> [Extracted records]:
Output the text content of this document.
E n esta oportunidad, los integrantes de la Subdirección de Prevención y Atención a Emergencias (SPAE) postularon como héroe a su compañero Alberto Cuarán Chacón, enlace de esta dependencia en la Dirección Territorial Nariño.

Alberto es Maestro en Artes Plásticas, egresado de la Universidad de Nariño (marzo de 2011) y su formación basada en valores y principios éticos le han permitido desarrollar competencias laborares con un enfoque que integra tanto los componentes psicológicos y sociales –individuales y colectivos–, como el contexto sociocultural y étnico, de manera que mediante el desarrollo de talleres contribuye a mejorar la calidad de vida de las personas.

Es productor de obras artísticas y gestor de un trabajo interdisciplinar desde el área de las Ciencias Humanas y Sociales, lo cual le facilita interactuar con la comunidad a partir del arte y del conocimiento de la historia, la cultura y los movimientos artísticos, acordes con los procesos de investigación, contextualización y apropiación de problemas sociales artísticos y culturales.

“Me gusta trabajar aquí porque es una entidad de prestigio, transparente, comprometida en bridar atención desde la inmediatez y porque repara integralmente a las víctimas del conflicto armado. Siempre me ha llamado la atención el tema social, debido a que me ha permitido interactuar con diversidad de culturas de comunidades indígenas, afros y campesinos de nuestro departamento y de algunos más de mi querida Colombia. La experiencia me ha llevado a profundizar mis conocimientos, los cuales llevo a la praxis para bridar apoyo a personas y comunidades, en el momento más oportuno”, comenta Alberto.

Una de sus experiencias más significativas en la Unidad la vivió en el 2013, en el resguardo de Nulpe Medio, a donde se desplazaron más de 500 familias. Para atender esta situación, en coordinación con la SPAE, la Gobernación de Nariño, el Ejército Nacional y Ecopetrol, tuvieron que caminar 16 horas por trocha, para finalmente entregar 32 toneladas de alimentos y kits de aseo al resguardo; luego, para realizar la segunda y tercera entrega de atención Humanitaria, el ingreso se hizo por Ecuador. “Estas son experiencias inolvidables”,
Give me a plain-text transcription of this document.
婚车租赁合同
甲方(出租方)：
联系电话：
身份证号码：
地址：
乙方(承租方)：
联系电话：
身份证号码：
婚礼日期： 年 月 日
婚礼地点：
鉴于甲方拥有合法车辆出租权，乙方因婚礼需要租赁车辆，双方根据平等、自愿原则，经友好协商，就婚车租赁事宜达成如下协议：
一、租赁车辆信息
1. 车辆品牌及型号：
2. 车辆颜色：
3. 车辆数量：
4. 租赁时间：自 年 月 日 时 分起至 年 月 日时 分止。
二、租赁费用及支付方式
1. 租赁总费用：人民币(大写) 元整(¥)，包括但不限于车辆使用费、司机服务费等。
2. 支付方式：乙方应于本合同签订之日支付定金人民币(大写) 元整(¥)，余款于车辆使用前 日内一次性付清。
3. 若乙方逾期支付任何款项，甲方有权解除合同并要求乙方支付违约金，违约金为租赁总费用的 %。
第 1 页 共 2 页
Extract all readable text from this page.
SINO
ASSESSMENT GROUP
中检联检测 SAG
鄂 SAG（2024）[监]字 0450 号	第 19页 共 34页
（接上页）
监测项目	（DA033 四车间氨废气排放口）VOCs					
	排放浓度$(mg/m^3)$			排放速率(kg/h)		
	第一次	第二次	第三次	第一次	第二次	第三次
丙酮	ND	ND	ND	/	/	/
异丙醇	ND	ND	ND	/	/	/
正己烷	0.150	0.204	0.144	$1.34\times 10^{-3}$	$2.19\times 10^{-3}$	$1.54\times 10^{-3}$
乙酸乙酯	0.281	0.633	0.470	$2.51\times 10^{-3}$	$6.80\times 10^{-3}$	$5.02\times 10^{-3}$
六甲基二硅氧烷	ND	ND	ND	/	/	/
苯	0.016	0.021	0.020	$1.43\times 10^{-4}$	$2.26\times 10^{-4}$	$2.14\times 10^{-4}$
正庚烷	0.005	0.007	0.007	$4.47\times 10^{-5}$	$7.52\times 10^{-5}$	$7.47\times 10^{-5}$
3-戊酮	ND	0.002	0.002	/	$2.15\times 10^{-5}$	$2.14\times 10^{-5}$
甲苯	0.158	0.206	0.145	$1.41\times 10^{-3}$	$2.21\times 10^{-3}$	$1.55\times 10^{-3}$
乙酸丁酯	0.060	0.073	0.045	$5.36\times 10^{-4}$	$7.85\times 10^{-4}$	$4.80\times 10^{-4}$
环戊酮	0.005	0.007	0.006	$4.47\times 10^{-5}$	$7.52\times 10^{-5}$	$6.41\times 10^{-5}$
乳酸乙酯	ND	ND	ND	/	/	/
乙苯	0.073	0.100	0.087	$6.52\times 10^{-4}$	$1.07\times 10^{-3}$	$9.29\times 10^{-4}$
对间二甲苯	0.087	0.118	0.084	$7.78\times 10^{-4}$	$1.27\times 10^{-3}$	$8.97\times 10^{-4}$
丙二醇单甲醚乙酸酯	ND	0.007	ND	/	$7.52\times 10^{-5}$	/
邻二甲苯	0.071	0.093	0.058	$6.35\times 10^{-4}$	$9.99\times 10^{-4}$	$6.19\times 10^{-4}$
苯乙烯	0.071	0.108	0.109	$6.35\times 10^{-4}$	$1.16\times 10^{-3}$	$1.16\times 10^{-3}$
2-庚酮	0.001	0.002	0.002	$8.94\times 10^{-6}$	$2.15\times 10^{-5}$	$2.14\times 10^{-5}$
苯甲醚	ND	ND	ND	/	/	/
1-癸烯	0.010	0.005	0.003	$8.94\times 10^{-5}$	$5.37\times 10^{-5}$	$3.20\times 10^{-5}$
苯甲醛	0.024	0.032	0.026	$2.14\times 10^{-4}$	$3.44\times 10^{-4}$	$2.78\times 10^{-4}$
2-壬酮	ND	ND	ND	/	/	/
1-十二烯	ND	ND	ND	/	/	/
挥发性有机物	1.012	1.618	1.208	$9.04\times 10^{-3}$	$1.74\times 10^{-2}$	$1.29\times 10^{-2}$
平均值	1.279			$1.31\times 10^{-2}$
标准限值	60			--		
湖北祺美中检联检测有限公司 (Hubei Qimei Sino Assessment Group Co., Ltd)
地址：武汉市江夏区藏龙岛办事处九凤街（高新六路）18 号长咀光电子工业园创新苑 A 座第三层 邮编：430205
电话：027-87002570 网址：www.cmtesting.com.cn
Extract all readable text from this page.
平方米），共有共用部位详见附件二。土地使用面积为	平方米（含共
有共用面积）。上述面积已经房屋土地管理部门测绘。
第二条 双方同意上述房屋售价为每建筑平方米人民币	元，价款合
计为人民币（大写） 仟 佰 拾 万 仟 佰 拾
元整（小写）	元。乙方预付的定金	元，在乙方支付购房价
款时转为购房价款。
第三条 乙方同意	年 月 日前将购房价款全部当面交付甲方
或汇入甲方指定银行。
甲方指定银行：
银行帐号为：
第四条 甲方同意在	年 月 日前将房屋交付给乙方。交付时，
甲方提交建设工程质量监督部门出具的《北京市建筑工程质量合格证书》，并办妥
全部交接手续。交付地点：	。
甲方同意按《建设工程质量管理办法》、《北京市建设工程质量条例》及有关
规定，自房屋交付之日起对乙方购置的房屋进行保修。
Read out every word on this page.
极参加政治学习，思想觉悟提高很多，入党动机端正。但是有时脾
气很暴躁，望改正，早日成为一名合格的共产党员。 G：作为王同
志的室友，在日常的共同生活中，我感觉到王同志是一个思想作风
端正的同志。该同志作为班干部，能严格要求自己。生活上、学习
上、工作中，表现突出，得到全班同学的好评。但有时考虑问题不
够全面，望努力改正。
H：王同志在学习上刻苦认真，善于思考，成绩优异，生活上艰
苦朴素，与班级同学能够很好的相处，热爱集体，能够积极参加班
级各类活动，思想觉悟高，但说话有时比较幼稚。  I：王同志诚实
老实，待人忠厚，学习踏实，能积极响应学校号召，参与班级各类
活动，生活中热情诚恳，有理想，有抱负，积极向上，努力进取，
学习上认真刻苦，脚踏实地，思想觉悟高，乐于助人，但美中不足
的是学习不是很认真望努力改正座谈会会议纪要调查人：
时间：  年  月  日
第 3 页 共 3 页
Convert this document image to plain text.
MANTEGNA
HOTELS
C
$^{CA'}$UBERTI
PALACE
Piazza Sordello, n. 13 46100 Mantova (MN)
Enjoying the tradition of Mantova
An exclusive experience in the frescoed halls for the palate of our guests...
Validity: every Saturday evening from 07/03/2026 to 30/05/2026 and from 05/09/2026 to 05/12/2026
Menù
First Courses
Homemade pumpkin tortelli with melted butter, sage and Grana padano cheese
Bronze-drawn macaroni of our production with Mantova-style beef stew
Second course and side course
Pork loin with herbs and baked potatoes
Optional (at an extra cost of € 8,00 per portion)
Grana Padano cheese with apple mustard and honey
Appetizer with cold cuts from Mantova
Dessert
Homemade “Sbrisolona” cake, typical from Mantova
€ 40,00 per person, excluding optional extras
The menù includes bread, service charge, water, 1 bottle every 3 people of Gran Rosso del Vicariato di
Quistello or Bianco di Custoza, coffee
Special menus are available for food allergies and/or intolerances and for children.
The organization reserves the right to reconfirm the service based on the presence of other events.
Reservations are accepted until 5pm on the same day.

> [Written problem]:
Wherever the word "every" occurs in a line of the listing, copy that line.

> [Exercise solution]:
Read out every word on this page.
Validity: every Saturday evening from 07/03/2026 to 30/05/2026 and from 05/09/2026 to 05/12/2026
The menù includes bread, service charge, water, 1 bottle every 3 people of Gran Rosso del Vicariato di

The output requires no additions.